_Task instructions_
Show all lines from the listing below that contain "czym".

— Begin Recorded information —

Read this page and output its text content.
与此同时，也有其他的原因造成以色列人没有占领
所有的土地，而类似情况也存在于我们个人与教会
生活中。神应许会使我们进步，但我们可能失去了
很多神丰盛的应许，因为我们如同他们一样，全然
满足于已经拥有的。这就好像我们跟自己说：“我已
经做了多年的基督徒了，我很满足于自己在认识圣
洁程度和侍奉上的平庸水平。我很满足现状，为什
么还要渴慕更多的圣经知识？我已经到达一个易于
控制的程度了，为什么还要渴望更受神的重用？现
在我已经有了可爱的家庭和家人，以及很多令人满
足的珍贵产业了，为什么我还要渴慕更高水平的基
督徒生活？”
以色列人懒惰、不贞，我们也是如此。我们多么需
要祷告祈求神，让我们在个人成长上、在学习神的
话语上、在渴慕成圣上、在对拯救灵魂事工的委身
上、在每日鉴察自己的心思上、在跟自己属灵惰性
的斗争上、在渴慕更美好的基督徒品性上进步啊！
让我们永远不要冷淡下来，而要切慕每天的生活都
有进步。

— End Recorded information —
— Begin Recorded information —

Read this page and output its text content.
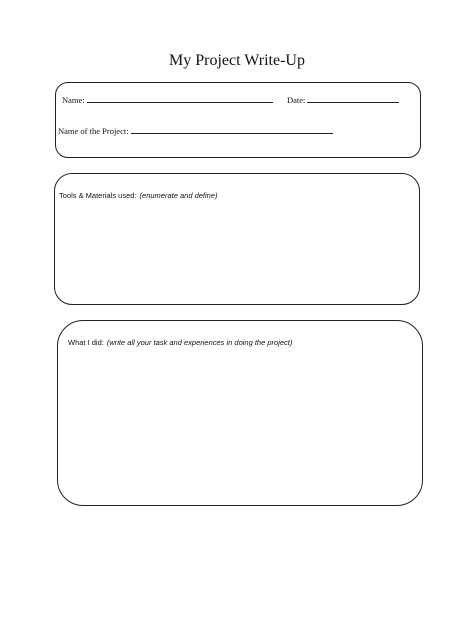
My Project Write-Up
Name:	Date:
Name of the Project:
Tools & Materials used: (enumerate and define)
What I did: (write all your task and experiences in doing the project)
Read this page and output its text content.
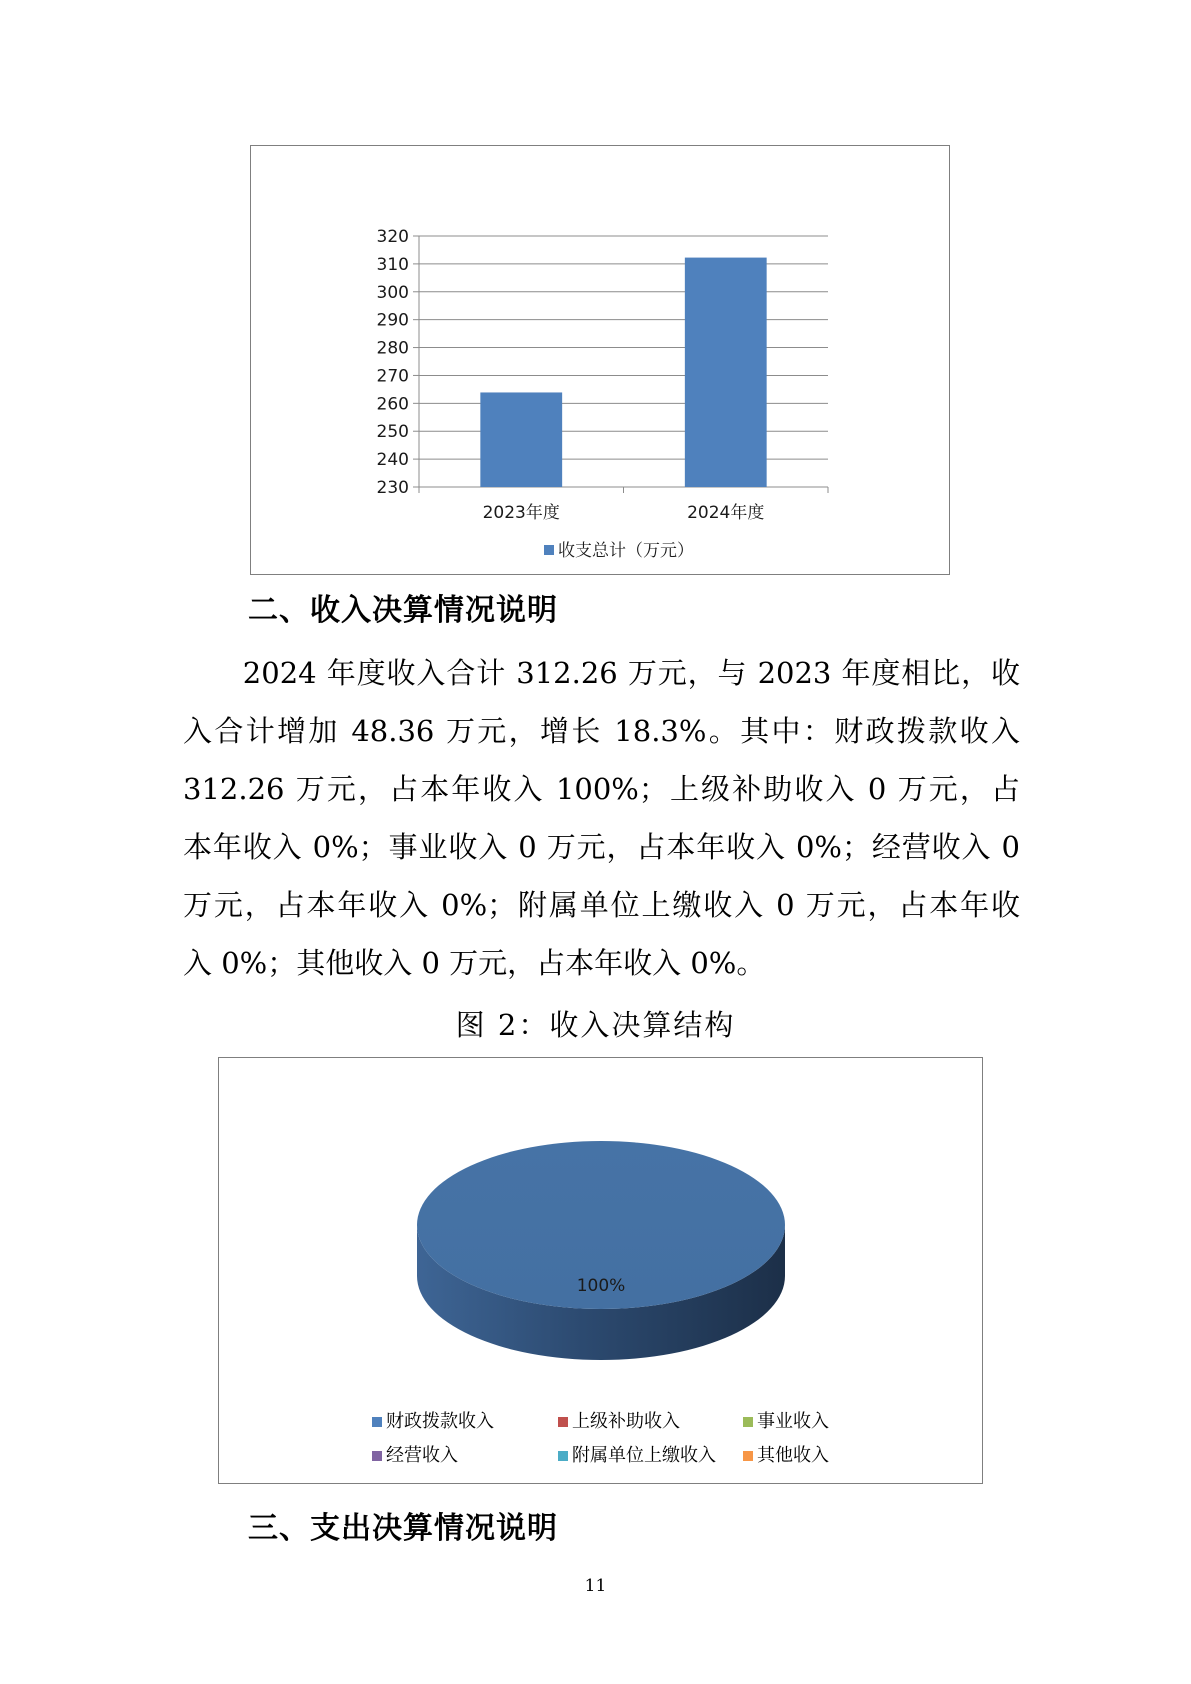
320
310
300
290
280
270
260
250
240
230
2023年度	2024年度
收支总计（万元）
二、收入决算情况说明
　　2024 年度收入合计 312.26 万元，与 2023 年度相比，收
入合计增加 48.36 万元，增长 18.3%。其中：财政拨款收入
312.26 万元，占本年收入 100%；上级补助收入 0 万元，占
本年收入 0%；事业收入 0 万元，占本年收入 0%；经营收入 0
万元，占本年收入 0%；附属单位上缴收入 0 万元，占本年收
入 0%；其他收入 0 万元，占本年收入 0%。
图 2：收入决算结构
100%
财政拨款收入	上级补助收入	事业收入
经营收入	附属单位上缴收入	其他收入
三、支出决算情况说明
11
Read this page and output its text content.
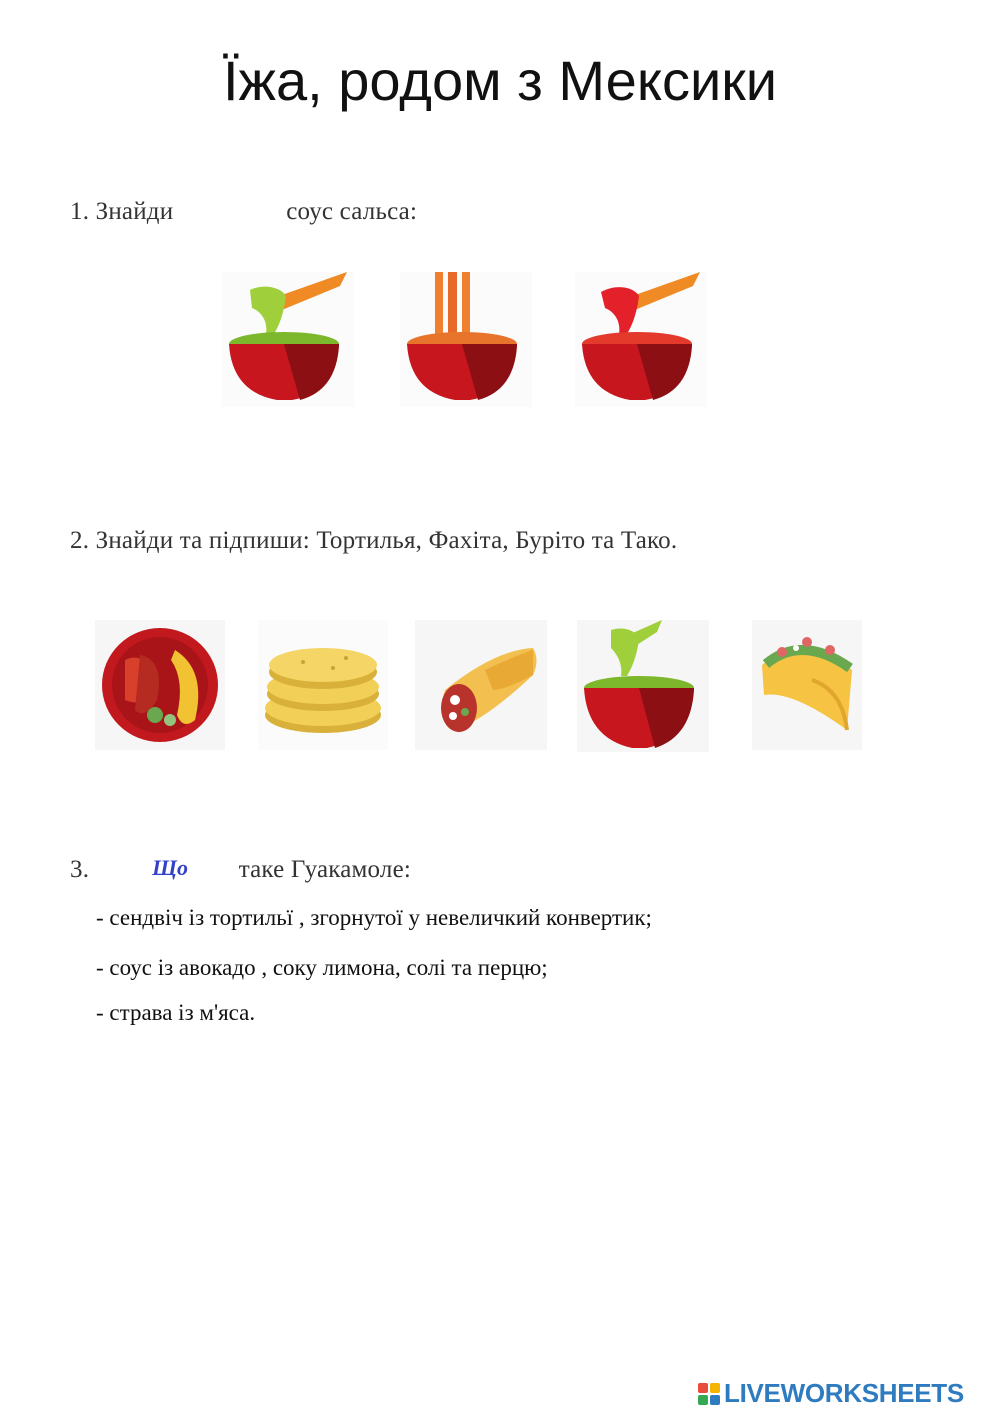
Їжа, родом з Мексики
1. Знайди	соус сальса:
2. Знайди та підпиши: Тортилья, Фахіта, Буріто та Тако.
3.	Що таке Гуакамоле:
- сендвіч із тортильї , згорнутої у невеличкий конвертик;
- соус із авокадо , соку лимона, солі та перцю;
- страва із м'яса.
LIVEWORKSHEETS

— End Recorded information —
— Begin Recorded information —

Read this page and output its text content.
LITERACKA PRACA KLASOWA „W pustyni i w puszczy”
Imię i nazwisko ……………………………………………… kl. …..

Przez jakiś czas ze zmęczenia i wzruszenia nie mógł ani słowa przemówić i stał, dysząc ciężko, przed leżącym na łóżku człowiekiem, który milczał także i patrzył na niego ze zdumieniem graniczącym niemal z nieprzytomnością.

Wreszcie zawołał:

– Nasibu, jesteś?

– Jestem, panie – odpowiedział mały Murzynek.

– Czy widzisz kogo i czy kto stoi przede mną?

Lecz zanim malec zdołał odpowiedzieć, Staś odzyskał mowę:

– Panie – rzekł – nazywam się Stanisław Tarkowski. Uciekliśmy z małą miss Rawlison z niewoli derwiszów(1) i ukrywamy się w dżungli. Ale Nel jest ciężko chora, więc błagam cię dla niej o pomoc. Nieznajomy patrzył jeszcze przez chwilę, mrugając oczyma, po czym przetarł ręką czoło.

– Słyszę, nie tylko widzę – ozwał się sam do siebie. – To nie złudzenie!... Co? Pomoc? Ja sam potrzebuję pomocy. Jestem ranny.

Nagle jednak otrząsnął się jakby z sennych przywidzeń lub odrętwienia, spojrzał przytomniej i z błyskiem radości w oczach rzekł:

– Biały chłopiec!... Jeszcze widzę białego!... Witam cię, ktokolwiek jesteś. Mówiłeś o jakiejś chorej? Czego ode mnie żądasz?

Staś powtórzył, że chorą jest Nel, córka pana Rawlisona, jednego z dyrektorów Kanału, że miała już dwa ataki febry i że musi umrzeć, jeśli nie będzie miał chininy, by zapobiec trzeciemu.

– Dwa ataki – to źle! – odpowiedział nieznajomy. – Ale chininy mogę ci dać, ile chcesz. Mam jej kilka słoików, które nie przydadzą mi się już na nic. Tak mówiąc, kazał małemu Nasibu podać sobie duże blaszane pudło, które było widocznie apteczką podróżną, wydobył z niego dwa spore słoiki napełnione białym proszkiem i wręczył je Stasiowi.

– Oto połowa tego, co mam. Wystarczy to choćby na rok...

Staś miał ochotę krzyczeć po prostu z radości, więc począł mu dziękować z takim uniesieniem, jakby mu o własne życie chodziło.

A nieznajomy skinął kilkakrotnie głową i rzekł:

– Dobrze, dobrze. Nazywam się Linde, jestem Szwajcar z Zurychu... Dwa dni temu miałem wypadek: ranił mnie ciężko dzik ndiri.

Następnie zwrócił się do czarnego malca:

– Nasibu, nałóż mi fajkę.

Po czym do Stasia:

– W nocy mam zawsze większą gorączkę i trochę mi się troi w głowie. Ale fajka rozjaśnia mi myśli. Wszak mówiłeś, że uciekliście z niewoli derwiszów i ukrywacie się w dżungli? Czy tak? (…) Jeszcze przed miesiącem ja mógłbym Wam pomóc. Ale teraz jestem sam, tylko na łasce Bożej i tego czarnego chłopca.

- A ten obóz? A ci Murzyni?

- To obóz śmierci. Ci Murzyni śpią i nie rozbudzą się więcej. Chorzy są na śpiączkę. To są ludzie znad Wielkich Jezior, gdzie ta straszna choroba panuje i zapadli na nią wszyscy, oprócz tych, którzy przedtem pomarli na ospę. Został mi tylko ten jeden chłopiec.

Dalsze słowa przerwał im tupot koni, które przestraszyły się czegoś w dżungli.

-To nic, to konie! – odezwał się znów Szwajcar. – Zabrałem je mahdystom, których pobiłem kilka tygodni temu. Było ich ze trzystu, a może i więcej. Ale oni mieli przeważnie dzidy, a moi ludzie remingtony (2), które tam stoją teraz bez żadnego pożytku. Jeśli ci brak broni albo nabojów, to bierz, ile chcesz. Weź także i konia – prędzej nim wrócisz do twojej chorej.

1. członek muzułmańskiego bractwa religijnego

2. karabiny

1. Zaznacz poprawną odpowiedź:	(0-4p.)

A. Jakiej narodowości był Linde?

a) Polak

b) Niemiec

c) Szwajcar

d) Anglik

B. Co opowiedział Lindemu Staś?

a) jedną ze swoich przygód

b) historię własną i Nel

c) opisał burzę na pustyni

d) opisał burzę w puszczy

— End Recorded information —

_Finished answer_
– Panie – rzekł – nazywam się Stanisław Tarkowski. Uciekliśmy z małą miss Rawlison z niewoli derwiszów(1) i ukrywamy się w dżungli. Ale Nel jest ciężko chora, więc błagam cię dla niej o pomoc. Nieznajomy patrzył jeszcze przez chwilę, mrugając oczyma, po czym przetarł ręką czoło.
Po czym do Stasia:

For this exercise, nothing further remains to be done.